● Directions
Output the entries verbatim, including every line.

Extracted records:
##############################
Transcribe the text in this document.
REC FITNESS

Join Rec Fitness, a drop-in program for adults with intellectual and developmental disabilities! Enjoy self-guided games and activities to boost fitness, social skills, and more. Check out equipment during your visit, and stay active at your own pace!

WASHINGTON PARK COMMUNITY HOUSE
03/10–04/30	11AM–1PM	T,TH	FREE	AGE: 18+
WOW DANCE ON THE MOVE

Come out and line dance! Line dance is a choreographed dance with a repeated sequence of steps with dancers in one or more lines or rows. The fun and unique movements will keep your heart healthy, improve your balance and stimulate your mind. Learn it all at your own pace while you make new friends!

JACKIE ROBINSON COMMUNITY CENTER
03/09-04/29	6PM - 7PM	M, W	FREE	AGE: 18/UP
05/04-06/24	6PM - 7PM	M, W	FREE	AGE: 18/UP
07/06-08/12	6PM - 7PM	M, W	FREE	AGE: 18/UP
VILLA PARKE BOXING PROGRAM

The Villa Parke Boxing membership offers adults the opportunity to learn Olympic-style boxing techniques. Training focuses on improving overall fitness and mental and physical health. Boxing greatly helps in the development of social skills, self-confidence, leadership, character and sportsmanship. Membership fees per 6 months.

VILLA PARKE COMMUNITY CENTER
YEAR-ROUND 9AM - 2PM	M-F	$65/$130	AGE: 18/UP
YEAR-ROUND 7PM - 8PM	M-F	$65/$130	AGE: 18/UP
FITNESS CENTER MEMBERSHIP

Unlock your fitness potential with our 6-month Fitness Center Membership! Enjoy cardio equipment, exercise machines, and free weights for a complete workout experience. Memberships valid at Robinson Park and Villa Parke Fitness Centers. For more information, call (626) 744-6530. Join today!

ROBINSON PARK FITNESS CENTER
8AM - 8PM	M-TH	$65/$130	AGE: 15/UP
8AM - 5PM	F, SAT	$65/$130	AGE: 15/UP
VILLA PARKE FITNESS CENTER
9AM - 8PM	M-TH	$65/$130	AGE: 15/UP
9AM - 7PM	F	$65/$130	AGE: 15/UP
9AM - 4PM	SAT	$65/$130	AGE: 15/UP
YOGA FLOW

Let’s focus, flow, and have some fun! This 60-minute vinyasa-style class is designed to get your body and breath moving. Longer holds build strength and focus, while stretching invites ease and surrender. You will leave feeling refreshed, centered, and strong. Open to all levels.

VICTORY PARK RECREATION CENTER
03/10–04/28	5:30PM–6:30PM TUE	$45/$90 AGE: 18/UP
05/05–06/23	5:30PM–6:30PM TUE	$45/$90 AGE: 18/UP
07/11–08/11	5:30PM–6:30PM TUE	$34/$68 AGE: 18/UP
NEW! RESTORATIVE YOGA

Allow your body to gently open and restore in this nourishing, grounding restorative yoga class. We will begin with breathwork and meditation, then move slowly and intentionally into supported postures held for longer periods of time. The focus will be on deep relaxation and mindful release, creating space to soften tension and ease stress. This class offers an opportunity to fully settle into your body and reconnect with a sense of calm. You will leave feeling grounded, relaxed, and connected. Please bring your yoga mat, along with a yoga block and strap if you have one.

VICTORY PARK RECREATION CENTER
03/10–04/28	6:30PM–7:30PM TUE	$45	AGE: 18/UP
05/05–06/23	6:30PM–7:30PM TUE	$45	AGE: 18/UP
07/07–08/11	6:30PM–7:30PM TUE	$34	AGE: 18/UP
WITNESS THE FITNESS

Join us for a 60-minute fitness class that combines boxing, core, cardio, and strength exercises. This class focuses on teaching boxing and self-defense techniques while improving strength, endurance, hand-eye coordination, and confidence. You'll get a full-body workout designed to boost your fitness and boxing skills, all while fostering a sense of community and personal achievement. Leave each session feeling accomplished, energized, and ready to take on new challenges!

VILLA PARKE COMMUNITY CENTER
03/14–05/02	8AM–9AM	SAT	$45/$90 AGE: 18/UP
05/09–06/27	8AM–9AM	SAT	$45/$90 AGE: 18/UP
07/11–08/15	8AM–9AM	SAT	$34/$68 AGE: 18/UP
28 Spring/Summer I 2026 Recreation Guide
##############################
● Answer in full
Transcribe the text in this document.
REC FITNESS

Join Rec Fitness, a drop-in program for adults with intellectual and developmental disabilities! Enjoy self-guided games and activities to boost fitness, social skills, and more. Check out equipment during your visit, and stay active at your own pace!

WASHINGTON PARK COMMUNITY HOUSE
03/10–04/30	11AM–1PM	T,TH	FREE	AGE: 18+
WOW DANCE ON THE MOVE

Come out and line dance! Line dance is a choreographed dance with a repeated sequence of steps with dancers in one or more lines or rows. The fun and unique movements will keep your heart healthy, improve your balance and stimulate your mind. Learn it all at your own pace while you make new friends!

JACKIE ROBINSON COMMUNITY CENTER
03/09-04/29	6PM - 7PM	M, W	FREE	AGE: 18/UP
05/04-06/24	6PM - 7PM	M, W	FREE	AGE: 18/UP
07/06-08/12	6PM - 7PM	M, W	FREE	AGE: 18/UP
VILLA PARKE BOXING PROGRAM

The Villa Parke Boxing membership offers adults the opportunity to learn Olympic-style boxing techniques. Training focuses on improving overall fitness and mental and physical health. Boxing greatly helps in the development of social skills, self-confidence, leadership, character and sportsmanship. Membership fees per 6 months.

VILLA PARKE COMMUNITY CENTER
YEAR-ROUND 9AM - 2PM	M-F	$65/$130	AGE: 18/UP
YEAR-ROUND 7PM - 8PM	M-F	$65/$130	AGE: 18/UP
FITNESS CENTER MEMBERSHIP

Unlock your fitness potential with our 6-month Fitness Center Membership! Enjoy cardio equipment, exercise machines, and free weights for a complete workout experience. Memberships valid at Robinson Park and Villa Parke Fitness Centers. For more information, call (626) 744-6530. Join today!

ROBINSON PARK FITNESS CENTER
8AM - 8PM	M-TH	$65/$130	AGE: 15/UP
8AM - 5PM	F, SAT	$65/$130	AGE: 15/UP
VILLA PARKE FITNESS CENTER
9AM - 8PM	M-TH	$65/$130	AGE: 15/UP
9AM - 7PM	F	$65/$130	AGE: 15/UP
9AM - 4PM	SAT	$65/$130	AGE: 15/UP
YOGA FLOW

Let’s focus, flow, and have some fun! This 60-minute vinyasa-style class is designed to get your body and breath moving. Longer holds build strength and focus, while stretching invites ease and surrender. You will leave feeling refreshed, centered, and strong. Open to all levels.

VICTORY PARK RECREATION CENTER
03/10–04/28	5:30PM–6:30PM TUE	$45/$90 AGE: 18/UP
05/05–06/23	5:30PM–6:30PM TUE	$45/$90 AGE: 18/UP
07/11–08/11	5:30PM–6:30PM TUE	$34/$68 AGE: 18/UP
NEW! RESTORATIVE YOGA

Allow your body to gently open and restore in this nourishing, grounding restorative yoga class. We will begin with breathwork and meditation, then move slowly and intentionally into supported postures held for longer periods of time. The focus will be on deep relaxation and mindful release, creating space to soften tension and ease stress. This class offers an opportunity to fully settle into your body and reconnect with a sense of calm. You will leave feeling grounded, relaxed, and connected. Please bring your yoga mat, along with a yoga block and strap if you have one.

VICTORY PARK RECREATION CENTER
03/10–04/28	6:30PM–7:30PM TUE	$45	AGE: 18/UP
05/05–06/23	6:30PM–7:30PM TUE	$45	AGE: 18/UP
07/07–08/11	6:30PM–7:30PM TUE	$34	AGE: 18/UP
WITNESS THE FITNESS

Join us for a 60-minute fitness class that combines boxing, core, cardio, and strength exercises. This class focuses on teaching boxing and self-defense techniques while improving strength, endurance, hand-eye coordination, and confidence. You'll get a full-body workout designed to boost your fitness and boxing skills, all while fostering a sense of community and personal achievement. Leave each session feeling accomplished, energized, and ready to take on new challenges!

VILLA PARKE COMMUNITY CENTER
03/14–05/02	8AM–9AM	SAT	$45/$90 AGE: 18/UP
05/09–06/27	8AM–9AM	SAT	$45/$90 AGE: 18/UP
07/11–08/15	8AM–9AM	SAT	$34/$68 AGE: 18/UP
28 Spring/Summer I 2026 Recreation Guide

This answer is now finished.